* Instructions to follow
From the entries below, please gather each line containing the string "Genealogy".

* Dataset content
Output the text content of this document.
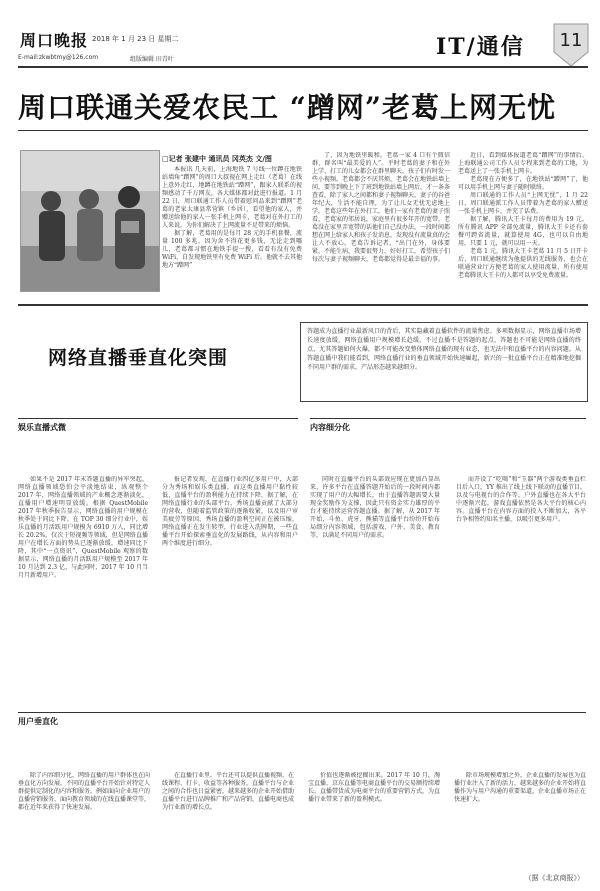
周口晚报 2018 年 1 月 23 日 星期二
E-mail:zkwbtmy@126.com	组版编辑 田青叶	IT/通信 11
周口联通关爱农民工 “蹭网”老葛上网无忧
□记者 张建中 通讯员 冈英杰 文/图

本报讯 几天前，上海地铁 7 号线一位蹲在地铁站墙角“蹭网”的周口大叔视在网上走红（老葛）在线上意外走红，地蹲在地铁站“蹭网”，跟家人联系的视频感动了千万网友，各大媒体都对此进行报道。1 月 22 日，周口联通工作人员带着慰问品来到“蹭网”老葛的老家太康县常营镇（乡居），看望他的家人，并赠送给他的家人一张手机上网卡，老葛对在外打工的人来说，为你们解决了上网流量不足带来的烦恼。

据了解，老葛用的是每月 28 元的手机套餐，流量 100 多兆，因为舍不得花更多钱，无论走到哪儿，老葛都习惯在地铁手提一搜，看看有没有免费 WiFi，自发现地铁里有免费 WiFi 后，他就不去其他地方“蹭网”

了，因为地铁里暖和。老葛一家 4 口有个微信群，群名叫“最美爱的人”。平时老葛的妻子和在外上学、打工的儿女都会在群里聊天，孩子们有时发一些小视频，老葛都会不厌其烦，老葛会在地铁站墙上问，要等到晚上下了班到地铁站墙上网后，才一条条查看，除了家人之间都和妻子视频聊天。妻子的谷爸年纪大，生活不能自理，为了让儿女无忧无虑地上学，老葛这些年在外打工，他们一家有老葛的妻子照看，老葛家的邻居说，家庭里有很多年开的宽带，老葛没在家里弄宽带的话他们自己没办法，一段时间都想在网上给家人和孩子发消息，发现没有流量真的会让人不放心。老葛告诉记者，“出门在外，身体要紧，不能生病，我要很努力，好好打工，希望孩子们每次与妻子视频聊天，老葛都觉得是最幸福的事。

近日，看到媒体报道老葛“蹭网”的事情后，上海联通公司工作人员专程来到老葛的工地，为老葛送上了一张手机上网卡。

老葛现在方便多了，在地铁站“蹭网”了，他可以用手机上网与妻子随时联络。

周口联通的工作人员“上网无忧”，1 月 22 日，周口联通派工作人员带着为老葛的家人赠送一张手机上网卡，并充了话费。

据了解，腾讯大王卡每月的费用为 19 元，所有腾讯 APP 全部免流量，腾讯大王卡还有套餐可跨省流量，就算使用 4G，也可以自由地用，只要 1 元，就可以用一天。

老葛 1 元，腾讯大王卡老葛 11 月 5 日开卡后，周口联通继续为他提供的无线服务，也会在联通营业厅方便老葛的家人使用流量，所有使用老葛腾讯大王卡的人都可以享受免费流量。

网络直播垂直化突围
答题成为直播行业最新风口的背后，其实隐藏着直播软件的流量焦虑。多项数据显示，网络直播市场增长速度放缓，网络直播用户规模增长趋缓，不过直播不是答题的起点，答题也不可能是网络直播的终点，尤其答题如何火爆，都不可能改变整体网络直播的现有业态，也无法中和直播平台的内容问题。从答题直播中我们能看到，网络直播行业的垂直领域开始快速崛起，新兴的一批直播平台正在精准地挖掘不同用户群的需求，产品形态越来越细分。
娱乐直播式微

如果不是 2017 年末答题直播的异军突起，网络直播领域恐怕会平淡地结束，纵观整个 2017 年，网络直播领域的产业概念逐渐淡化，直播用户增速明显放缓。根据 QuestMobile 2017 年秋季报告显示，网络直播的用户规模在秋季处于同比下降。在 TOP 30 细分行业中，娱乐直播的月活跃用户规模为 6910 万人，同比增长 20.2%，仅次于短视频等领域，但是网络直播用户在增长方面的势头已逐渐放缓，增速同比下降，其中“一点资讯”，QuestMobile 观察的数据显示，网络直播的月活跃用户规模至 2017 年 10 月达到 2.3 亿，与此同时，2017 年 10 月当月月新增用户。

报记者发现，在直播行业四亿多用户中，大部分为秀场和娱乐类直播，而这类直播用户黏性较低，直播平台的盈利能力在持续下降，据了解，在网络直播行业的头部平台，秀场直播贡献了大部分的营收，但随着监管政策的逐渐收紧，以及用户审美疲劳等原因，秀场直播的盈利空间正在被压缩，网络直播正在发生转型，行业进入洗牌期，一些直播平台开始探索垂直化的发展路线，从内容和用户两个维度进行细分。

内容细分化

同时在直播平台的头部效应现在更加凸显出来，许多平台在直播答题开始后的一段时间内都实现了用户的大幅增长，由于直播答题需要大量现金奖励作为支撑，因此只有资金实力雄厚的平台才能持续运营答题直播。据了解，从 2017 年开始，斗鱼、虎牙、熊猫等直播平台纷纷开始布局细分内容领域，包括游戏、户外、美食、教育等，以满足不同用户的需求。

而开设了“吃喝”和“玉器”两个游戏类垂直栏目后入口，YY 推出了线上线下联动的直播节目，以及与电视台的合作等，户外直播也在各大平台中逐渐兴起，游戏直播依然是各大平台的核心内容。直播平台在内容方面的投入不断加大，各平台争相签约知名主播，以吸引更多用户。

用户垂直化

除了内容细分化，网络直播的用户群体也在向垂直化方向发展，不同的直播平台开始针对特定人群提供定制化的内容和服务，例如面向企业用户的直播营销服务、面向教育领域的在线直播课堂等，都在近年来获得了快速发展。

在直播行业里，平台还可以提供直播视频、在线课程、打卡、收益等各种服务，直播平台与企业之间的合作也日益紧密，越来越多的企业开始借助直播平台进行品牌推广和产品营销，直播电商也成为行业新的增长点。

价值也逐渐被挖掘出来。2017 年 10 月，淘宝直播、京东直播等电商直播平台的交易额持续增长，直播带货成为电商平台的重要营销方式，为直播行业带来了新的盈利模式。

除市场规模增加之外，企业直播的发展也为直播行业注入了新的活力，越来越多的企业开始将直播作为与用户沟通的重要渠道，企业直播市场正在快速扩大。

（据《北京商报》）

...

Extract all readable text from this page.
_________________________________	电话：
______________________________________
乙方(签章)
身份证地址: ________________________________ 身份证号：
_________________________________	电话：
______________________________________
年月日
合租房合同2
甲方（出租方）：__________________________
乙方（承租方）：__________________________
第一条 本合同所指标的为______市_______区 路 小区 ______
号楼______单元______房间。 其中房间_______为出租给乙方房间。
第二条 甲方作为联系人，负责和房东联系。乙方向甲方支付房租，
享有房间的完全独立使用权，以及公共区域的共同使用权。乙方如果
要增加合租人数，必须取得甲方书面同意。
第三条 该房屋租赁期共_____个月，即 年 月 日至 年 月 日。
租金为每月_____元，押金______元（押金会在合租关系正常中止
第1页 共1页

...

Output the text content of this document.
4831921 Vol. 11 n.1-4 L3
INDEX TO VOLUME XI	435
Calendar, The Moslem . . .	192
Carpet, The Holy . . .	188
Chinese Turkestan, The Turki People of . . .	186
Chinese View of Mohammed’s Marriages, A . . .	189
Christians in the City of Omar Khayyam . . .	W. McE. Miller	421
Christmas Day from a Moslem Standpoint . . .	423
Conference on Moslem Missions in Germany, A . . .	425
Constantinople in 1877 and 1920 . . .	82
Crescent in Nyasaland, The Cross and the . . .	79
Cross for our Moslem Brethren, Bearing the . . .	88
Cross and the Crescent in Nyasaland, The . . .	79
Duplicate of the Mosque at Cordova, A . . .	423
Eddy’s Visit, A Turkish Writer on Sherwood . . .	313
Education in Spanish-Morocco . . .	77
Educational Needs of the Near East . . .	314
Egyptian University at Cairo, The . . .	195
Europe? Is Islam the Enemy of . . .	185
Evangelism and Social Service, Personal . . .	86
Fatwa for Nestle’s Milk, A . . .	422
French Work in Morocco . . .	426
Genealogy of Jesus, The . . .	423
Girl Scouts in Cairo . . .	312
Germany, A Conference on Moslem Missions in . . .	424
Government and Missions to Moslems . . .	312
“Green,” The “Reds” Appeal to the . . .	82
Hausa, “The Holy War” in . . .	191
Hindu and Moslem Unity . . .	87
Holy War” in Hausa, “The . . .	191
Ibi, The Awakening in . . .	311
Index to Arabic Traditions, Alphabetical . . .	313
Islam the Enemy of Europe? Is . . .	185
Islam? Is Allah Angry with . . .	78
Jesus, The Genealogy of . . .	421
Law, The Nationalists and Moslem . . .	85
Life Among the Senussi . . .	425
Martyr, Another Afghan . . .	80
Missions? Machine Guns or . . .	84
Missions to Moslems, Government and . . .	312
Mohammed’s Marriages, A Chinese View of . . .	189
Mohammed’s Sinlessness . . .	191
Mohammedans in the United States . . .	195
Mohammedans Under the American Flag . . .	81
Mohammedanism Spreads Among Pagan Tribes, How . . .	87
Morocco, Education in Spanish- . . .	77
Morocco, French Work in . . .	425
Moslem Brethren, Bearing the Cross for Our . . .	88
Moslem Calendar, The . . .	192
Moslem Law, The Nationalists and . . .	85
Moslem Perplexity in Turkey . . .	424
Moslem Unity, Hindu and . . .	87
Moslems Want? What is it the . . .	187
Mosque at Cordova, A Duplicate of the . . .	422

* Answer to this task
Genealogy of Jesus, The . . .	423
Jesus, The Genealogy of . . .	421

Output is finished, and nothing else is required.